** AIM **
Nothing may be dropped or altered: reproduce all the data.

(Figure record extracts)
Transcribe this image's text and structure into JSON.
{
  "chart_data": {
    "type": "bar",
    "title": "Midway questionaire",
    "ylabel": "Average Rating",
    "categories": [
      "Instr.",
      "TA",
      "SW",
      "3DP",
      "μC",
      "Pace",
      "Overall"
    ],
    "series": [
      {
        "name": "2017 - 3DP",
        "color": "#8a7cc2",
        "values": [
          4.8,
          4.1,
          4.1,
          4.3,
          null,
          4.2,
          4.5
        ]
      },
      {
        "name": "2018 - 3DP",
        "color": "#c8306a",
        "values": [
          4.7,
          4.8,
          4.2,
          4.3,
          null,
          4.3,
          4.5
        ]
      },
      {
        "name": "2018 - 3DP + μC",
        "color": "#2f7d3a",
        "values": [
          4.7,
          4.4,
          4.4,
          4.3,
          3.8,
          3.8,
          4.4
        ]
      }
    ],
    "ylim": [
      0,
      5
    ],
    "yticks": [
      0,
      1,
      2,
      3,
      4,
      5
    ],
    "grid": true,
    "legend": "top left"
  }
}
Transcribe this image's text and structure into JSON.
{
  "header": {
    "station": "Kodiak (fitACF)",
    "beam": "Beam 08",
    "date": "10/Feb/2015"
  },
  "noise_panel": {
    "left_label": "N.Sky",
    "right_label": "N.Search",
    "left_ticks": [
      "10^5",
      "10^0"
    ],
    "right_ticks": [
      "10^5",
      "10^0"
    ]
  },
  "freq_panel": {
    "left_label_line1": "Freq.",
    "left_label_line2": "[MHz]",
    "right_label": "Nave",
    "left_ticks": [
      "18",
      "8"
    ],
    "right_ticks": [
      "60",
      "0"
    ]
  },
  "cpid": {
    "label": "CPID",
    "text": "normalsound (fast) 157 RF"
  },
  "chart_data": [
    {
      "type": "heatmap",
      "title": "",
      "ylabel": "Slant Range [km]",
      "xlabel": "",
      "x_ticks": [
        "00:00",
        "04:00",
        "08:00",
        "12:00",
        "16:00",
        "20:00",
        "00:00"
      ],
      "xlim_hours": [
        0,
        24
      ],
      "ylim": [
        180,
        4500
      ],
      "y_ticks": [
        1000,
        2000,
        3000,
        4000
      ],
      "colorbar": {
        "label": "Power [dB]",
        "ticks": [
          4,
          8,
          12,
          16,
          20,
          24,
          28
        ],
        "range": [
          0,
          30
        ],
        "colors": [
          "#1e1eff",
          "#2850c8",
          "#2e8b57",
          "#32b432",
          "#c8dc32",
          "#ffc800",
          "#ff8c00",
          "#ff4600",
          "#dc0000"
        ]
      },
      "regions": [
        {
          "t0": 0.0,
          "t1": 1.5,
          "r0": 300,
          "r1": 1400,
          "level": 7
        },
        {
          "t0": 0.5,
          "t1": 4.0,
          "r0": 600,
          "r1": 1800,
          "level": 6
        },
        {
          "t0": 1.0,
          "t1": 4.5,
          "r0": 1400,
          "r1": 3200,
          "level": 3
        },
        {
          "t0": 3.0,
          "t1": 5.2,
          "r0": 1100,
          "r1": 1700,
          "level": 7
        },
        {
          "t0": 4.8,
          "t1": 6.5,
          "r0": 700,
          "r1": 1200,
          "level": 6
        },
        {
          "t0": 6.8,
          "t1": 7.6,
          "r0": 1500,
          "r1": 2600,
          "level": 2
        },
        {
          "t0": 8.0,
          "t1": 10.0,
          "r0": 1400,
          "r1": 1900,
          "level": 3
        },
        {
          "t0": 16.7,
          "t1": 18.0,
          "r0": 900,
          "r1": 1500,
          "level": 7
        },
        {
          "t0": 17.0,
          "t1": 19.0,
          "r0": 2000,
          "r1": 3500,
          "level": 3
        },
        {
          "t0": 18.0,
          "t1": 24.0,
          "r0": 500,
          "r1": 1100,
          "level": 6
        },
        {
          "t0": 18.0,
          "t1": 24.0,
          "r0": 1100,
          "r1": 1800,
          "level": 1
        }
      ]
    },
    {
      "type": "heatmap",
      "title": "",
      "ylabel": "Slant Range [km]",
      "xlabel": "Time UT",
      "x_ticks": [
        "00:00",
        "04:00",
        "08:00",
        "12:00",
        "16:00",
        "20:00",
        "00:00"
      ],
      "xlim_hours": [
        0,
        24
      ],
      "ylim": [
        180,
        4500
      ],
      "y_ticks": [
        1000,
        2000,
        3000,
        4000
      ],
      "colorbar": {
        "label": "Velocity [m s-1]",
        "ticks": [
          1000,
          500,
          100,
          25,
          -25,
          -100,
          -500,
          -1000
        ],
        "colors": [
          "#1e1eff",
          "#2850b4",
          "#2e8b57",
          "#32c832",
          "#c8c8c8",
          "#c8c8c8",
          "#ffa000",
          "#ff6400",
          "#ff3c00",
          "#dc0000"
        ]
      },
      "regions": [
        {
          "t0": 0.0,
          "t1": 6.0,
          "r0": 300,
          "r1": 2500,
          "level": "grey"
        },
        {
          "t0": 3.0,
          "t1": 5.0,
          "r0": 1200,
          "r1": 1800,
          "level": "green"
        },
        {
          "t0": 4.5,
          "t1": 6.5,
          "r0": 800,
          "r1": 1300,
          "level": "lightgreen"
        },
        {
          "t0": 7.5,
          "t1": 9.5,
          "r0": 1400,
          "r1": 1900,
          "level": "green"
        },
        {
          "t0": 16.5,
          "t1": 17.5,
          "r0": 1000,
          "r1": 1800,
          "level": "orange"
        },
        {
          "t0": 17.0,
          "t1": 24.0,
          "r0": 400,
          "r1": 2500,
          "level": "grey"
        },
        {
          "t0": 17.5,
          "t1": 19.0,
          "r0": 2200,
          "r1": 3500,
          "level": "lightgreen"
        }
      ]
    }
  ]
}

** ANSWER BELOW **
Transcribe this image's text and structure into JSON.
{
  "chart_data": {
    "type": "bar",
    "title": "Midway questionaire",
    "ylabel": "Average Rating",
    "categories": [
      "Instr.",
      "TA",
      "SW",
      "3DP",
      "μC",
      "Pace",
      "Overall"
    ],
    "series": [
      {
        "name": "2017 - 3DP",
        "color": "#8a7cc2",
        "values": [
          4.8,
          4.1,
          4.1,
          4.3,
          null,
          4.2,
          4.5
        ]
      },
      {
        "name": "2018 - 3DP",
        "color": "#c8306a",
        "values": [
          4.7,
          4.8,
          4.2,
          4.3,
          null,
          4.3,
          4.5
        ]
      },
      {
        "name": "2018 - 3DP + μC",
        "color": "#2f7d3a",
        "values": [
          4.7,
          4.4,
          4.4,
          4.3,
          3.8,
          3.8,
          4.4
        ]
      }
    ],
    "ylim": [
      0,
      5
    ],
    "yticks": [
      0,
      1,
      2,
      3,
      4,
      5
    ],
    "grid": true,
    "legend": "top left"
  }
}
Transcribe this image's text and structure into JSON.
{
  "header": {
    "station": "Kodiak (fitACF)",
    "beam": "Beam 08",
    "date": "10/Feb/2015"
  },
  "noise_panel": {
    "left_label": "N.Sky",
    "right_label": "N.Search",
    "left_ticks": [
      "10^5",
      "10^0"
    ],
    "right_ticks": [
      "10^5",
      "10^0"
    ]
  },
  "freq_panel": {
    "left_label_line1": "Freq.",
    "left_label_line2": "[MHz]",
    "right_label": "Nave",
    "left_ticks": [
      "18",
      "8"
    ],
    "right_ticks": [
      "60",
      "0"
    ]
  },
  "cpid": {
    "label": "CPID",
    "text": "normalsound (fast) 157 RF"
  },
  "chart_data": [
    {
      "type": "heatmap",
      "title": "",
      "ylabel": "Slant Range [km]",
      "xlabel": "",
      "x_ticks": [
        "00:00",
        "04:00",
        "08:00",
        "12:00",
        "16:00",
        "20:00",
        "00:00"
      ],
      "xlim_hours": [
        0,
        24
      ],
      "ylim": [
        180,
        4500
      ],
      "y_ticks": [
        1000,
        2000,
        3000,
        4000
      ],
      "colorbar": {
        "label": "Power [dB]",
        "ticks": [
          4,
          8,
          12,
          16,
          20,
          24,
          28
        ],
        "range": [
          0,
          30
        ],
        "colors": [
          "#1e1eff",
          "#2850c8",
          "#2e8b57",
          "#32b432",
          "#c8dc32",
          "#ffc800",
          "#ff8c00",
          "#ff4600",
          "#dc0000"
        ]
      },
      "regions": [
        {
          "t0": 0.0,
          "t1": 1.5,
          "r0": 300,
          "r1": 1400,
          "level": 7
        },
        {
          "t0": 0.5,
          "t1": 4.0,
          "r0": 600,
          "r1": 1800,
          "level": 6
        },
        {
          "t0": 1.0,
          "t1": 4.5,
          "r0": 1400,
          "r1": 3200,
          "level": 3
        },
        {
          "t0": 3.0,
          "t1": 5.2,
          "r0": 1100,
          "r1": 1700,
          "level": 7
        },
        {
          "t0": 4.8,
          "t1": 6.5,
          "r0": 700,
          "r1": 1200,
          "level": 6
        },
        {
          "t0": 6.8,
          "t1": 7.6,
          "r0": 1500,
          "r1": 2600,
          "level": 2
        },
        {
          "t0": 8.0,
          "t1": 10.0,
          "r0": 1400,
          "r1": 1900,
          "level": 3
        },
        {
          "t0": 16.7,
          "t1": 18.0,
          "r0": 900,
          "r1": 1500,
          "level": 7
        },
        {
          "t0": 17.0,
          "t1": 19.0,
          "r0": 2000,
          "r1": 3500,
          "level": 3
        },
        {
          "t0": 18.0,
          "t1": 24.0,
          "r0": 500,
          "r1": 1100,
          "level": 6
        },
        {
          "t0": 18.0,
          "t1": 24.0,
          "r0": 1100,
          "r1": 1800,
          "level": 1
        }
      ]
    },
    {
      "type": "heatmap",
      "title": "",
      "ylabel": "Slant Range [km]",
      "xlabel": "Time UT",
      "x_ticks": [
        "00:00",
        "04:00",
        "08:00",
        "12:00",
        "16:00",
        "20:00",
        "00:00"
      ],
      "xlim_hours": [
        0,
        24
      ],
      "ylim": [
        180,
        4500
      ],
      "y_ticks": [
        1000,
        2000,
        3000,
        4000
      ],
      "colorbar": {
        "label": "Velocity [m s-1]",
        "ticks": [
          1000,
          500,
          100,
          25,
          -25,
          -100,
          -500,
          -1000
        ],
        "colors": [
          "#1e1eff",
          "#2850b4",
          "#2e8b57",
          "#32c832",
          "#c8c8c8",
          "#c8c8c8",
          "#ffa000",
          "#ff6400",
          "#ff3c00",
          "#dc0000"
        ]
      },
      "regions": [
        {
          "t0": 0.0,
          "t1": 6.0,
          "r0": 300,
          "r1": 2500,
          "level": "grey"
        },
        {
          "t0": 3.0,
          "t1": 5.0,
          "r0": 1200,
          "r1": 1800,
          "level": "green"
        },
        {
          "t0": 4.5,
          "t1": 6.5,
          "r0": 800,
          "r1": 1300,
          "level": "lightgreen"
        },
        {
          "t0": 7.5,
          "t1": 9.5,
          "r0": 1400,
          "r1": 1900,
          "level": "green"
        },
        {
          "t0": 16.5,
          "t1": 17.5,
          "r0": 1000,
          "r1": 1800,
          "level": "orange"
        },
        {
          "t0": 17.0,
          "t1": 24.0,
          "r0": 400,
          "r1": 2500,
          "level": "grey"
        },
        {
          "t0": 17.5,
          "t1": 19.0,
          "r0": 2200,
          "r1": 3500,
          "level": "lightgreen"
        }
      ]
    }
  ]
}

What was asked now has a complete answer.